-------- INPUT FOR THIS TASK --------

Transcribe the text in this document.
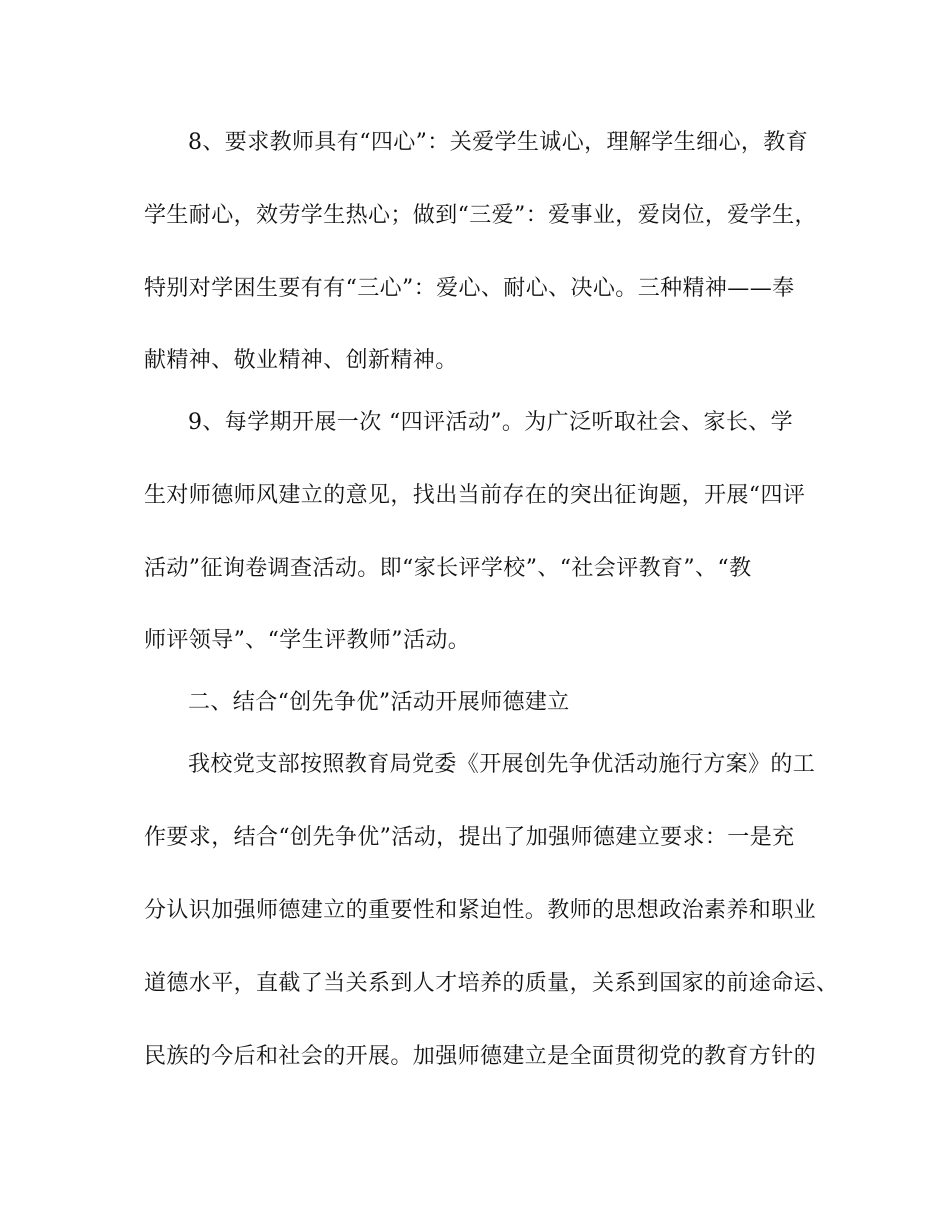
8、要求教师具有“四心”：关爱学生诚心，理解学生细心，教育
学生耐心，效劳学生热心；做到“三爱”：爱事业，爱岗位，爱学生，
特别对学困生要有有“三心”：爱心、耐心、决心。三种精神——奉
献精神、敬业精神、创新精神。
9、每学期开展一次 “四评活动”。为广泛听取社会、家长、学
生对师德师风建立的意见，找出当前存在的突出征询题，开展“四评
活动”征询卷调查活动。即“家长评学校”、“社会评教育”、“教
师评领导”、“学生评教师”活动。
二、结合“创先争优”活动开展师德建立
我校党支部按照教育局党委《开展创先争优活动施行方案》的工
作要求，结合“创先争优”活动，提出了加强师德建立要求：一是充
分认识加强师德建立的重要性和紧迫性。教师的思想政治素养和职业
道德水平，直截了当关系到人才培养的质量，关系到国家的前途命运、
民族的今后和社会的开展。加强师德建立是全面贯彻党的教育方针的
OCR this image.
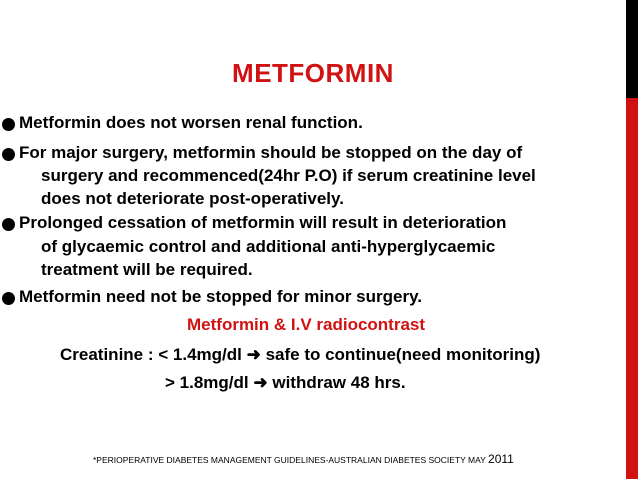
METFORMIN
Metformin does not worsen renal function.
For major surgery, metformin should be stopped on the day of
surgery and recommenced(24hr P.O) if serum creatinine level
does not deteriorate post-operatively.
Prolonged cessation of metformin will result in deterioration
of glycaemic control and additional anti-hyperglycaemic
treatment will be required.
Metformin need not be stopped for minor surgery.
Metformin & I.V radiocontrast
Creatinine : < 1.4mg/dl ➜ safe to continue(need monitoring)
> 1.8mg/dl ➜ withdraw 48 hrs.
*PERIOPERATIVE DIABETES MANAGEMENT GUIDELINES-AUSTRALIAN DIABETES SOCIETY MAY 2011
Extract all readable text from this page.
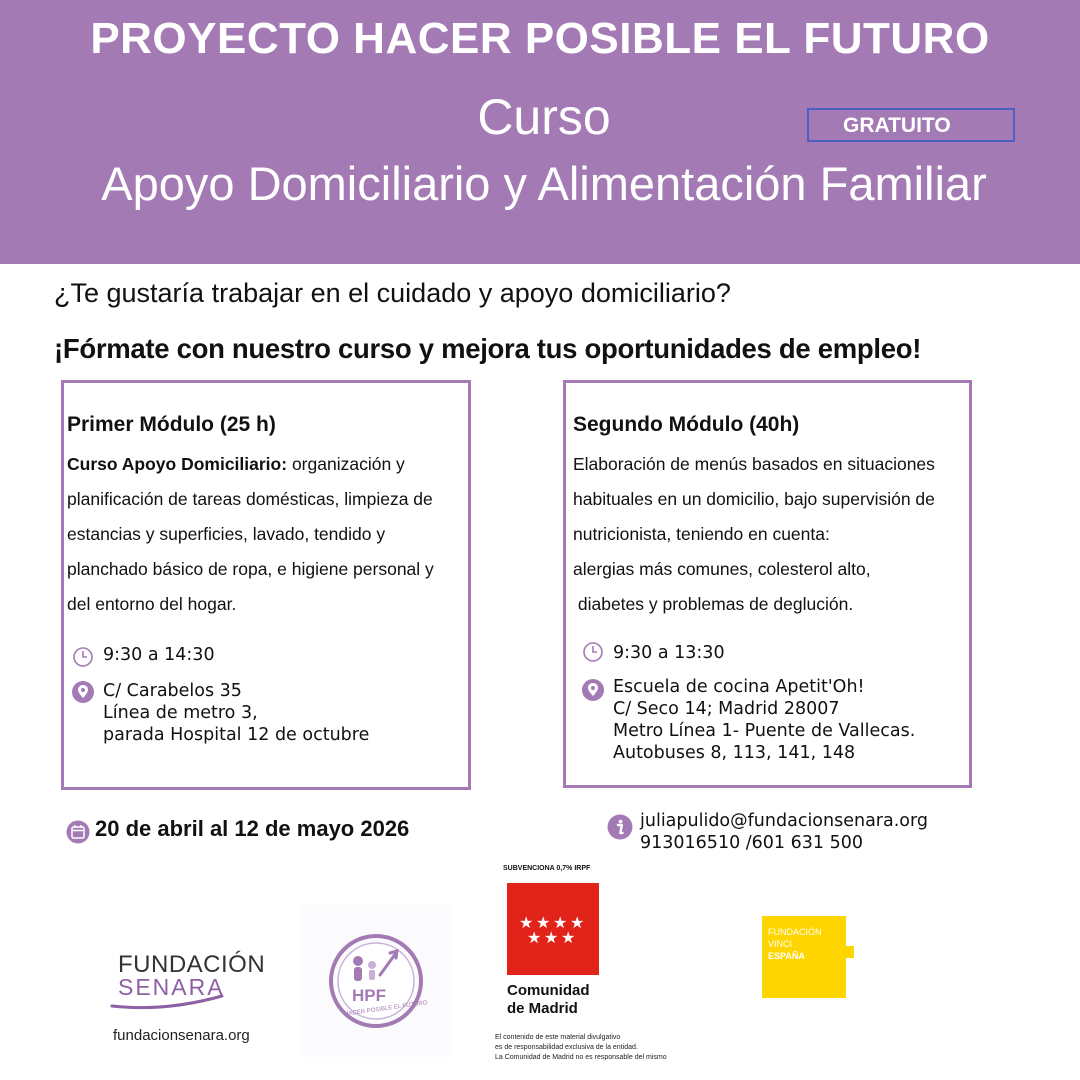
PROYECTO HACER POSIBLE EL FUTURO
Curso	GRATUITO
Apoyo Domiciliario y Alimentación Familiar
¿Te gustaría trabajar en el cuidado y apoyo domiciliario?
¡Fórmate con nuestro curso y mejora tus oportunidades de empleo!
Primer Módulo (25 h)
Curso Apoyo Domiciliario: organización y
planificación de tareas domésticas, limpieza de
estancias y superficies, lavado, tendido y
planchado básico de ropa, e higiene personal y
del entorno del hogar.
9:30 a 14:30
C/ Carabelos 35
Línea de metro 3,
parada Hospital 12 de octubre
Segundo Módulo (40h)
Elaboración de menús basados en situaciones
habituales en un domicilio, bajo supervisión de
nutricionista, teniendo en cuenta:
alergias más comunes, colesterol alto,
diabetes y problemas de deglución.
9:30 a 13:30
Escuela de cocina Apetit'Oh!
C/ Seco 14; Madrid 28007
Metro Línea 1- Puente de Vallecas.
Autobuses 8, 113, 141, 148
20 de abril al 12 de mayo 2026	juliapulido@fundacionsenara.org
913016510 /601 631 500
FUNDACIÓN
SENARA
fundacionsenara.org
HPF
HACER POSIBLE EL FUTURO
SUBVENCIONA 0,7% IRPF
★ ★ ★ ★
★ ★ ★
Comunidad
de Madrid
El contenido de este material divulgativo
es de responsabilidad exclusiva de la entidad.
La Comunidad de Madrid no es responsable del mismo
FUNDACIÓN
VINCI
ESPAÑA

--------

(WHAT YOU HAVE TO DO): From the entries, copy out each line containing the word "POSIBLE".

(THE RESPONSE):
PROYECTO HACER POSIBLE EL FUTURO
HACER POSIBLE EL FUTURO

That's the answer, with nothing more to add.